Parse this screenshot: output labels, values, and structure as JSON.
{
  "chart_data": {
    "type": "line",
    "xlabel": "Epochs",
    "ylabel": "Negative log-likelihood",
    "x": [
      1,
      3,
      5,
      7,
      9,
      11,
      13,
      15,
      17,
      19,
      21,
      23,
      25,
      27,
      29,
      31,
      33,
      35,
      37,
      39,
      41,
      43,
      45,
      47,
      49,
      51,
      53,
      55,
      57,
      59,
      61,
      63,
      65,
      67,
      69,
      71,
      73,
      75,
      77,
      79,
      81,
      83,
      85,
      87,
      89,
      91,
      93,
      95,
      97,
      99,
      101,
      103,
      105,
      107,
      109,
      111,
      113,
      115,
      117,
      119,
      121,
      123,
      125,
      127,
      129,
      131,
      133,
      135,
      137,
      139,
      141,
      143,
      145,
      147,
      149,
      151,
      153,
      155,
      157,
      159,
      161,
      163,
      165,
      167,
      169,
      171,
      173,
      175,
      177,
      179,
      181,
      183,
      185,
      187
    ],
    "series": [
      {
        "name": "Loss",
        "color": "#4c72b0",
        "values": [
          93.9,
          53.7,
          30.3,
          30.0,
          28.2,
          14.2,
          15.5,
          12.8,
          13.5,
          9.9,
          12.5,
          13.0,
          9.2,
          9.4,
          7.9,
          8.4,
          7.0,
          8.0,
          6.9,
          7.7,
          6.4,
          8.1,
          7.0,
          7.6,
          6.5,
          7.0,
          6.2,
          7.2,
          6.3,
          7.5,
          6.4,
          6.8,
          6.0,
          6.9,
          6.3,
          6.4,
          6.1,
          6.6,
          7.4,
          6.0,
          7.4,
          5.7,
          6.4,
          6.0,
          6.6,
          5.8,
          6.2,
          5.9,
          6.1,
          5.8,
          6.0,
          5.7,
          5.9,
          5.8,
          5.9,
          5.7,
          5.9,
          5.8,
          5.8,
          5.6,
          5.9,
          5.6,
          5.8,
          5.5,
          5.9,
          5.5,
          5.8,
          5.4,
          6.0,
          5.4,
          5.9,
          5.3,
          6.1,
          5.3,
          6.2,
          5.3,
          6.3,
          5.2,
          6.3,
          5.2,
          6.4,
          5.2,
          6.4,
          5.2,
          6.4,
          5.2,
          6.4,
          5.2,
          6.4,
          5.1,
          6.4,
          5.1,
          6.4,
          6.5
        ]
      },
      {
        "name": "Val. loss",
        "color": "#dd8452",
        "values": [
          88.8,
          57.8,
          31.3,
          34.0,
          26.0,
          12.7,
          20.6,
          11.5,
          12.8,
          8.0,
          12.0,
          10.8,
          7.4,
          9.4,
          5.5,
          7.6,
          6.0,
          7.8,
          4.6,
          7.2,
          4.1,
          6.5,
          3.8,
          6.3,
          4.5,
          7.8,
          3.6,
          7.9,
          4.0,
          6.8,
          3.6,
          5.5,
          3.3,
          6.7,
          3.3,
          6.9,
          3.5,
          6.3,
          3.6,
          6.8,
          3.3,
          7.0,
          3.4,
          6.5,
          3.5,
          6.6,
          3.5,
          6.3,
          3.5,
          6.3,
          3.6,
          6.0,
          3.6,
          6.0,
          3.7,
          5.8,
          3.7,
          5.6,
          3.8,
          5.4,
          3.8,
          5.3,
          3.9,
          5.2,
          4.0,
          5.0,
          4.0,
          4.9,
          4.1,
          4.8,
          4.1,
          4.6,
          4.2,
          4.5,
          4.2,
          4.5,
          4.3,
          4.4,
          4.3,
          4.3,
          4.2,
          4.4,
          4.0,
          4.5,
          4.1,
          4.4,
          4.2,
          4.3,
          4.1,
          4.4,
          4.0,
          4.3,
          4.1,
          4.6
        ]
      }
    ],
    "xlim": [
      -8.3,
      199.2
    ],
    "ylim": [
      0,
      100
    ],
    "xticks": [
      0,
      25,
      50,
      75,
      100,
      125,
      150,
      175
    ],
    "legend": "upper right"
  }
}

*Task goal*: Give the material above again, word for word.

*Correct response*:
Parse this screenshot: output labels, values, and structure as JSON.
{
  "chart_data": {
    "type": "line",
    "xlabel": "Epochs",
    "ylabel": "Negative log-likelihood",
    "x": [
      1,
      3,
      5,
      7,
      9,
      11,
      13,
      15,
      17,
      19,
      21,
      23,
      25,
      27,
      29,
      31,
      33,
      35,
      37,
      39,
      41,
      43,
      45,
      47,
      49,
      51,
      53,
      55,
      57,
      59,
      61,
      63,
      65,
      67,
      69,
      71,
      73,
      75,
      77,
      79,
      81,
      83,
      85,
      87,
      89,
      91,
      93,
      95,
      97,
      99,
      101,
      103,
      105,
      107,
      109,
      111,
      113,
      115,
      117,
      119,
      121,
      123,
      125,
      127,
      129,
      131,
      133,
      135,
      137,
      139,
      141,
      143,
      145,
      147,
      149,
      151,
      153,
      155,
      157,
      159,
      161,
      163,
      165,
      167,
      169,
      171,
      173,
      175,
      177,
      179,
      181,
      183,
      185,
      187
    ],
    "series": [
      {
        "name": "Loss",
        "color": "#4c72b0",
        "values": [
          93.9,
          53.7,
          30.3,
          30.0,
          28.2,
          14.2,
          15.5,
          12.8,
          13.5,
          9.9,
          12.5,
          13.0,
          9.2,
          9.4,
          7.9,
          8.4,
          7.0,
          8.0,
          6.9,
          7.7,
          6.4,
          8.1,
          7.0,
          7.6,
          6.5,
          7.0,
          6.2,
          7.2,
          6.3,
          7.5,
          6.4,
          6.8,
          6.0,
          6.9,
          6.3,
          6.4,
          6.1,
          6.6,
          7.4,
          6.0,
          7.4,
          5.7,
          6.4,
          6.0,
          6.6,
          5.8,
          6.2,
          5.9,
          6.1,
          5.8,
          6.0,
          5.7,
          5.9,
          5.8,
          5.9,
          5.7,
          5.9,
          5.8,
          5.8,
          5.6,
          5.9,
          5.6,
          5.8,
          5.5,
          5.9,
          5.5,
          5.8,
          5.4,
          6.0,
          5.4,
          5.9,
          5.3,
          6.1,
          5.3,
          6.2,
          5.3,
          6.3,
          5.2,
          6.3,
          5.2,
          6.4,
          5.2,
          6.4,
          5.2,
          6.4,
          5.2,
          6.4,
          5.2,
          6.4,
          5.1,
          6.4,
          5.1,
          6.4,
          6.5
        ]
      },
      {
        "name": "Val. loss",
        "color": "#dd8452",
        "values": [
          88.8,
          57.8,
          31.3,
          34.0,
          26.0,
          12.7,
          20.6,
          11.5,
          12.8,
          8.0,
          12.0,
          10.8,
          7.4,
          9.4,
          5.5,
          7.6,
          6.0,
          7.8,
          4.6,
          7.2,
          4.1,
          6.5,
          3.8,
          6.3,
          4.5,
          7.8,
          3.6,
          7.9,
          4.0,
          6.8,
          3.6,
          5.5,
          3.3,
          6.7,
          3.3,
          6.9,
          3.5,
          6.3,
          3.6,
          6.8,
          3.3,
          7.0,
          3.4,
          6.5,
          3.5,
          6.6,
          3.5,
          6.3,
          3.5,
          6.3,
          3.6,
          6.0,
          3.6,
          6.0,
          3.7,
          5.8,
          3.7,
          5.6,
          3.8,
          5.4,
          3.8,
          5.3,
          3.9,
          5.2,
          4.0,
          5.0,
          4.0,
          4.9,
          4.1,
          4.8,
          4.1,
          4.6,
          4.2,
          4.5,
          4.2,
          4.5,
          4.3,
          4.4,
          4.3,
          4.3,
          4.2,
          4.4,
          4.0,
          4.5,
          4.1,
          4.4,
          4.2,
          4.3,
          4.1,
          4.4,
          4.0,
          4.3,
          4.1,
          4.6
        ]
      }
    ],
    "xlim": [
      -8.3,
      199.2
    ],
    "ylim": [
      0,
      100
    ],
    "xticks": [
      0,
      25,
      50,
      75,
      100,
      125,
      150,
      175
    ],
    "legend": "upper right"
  }
}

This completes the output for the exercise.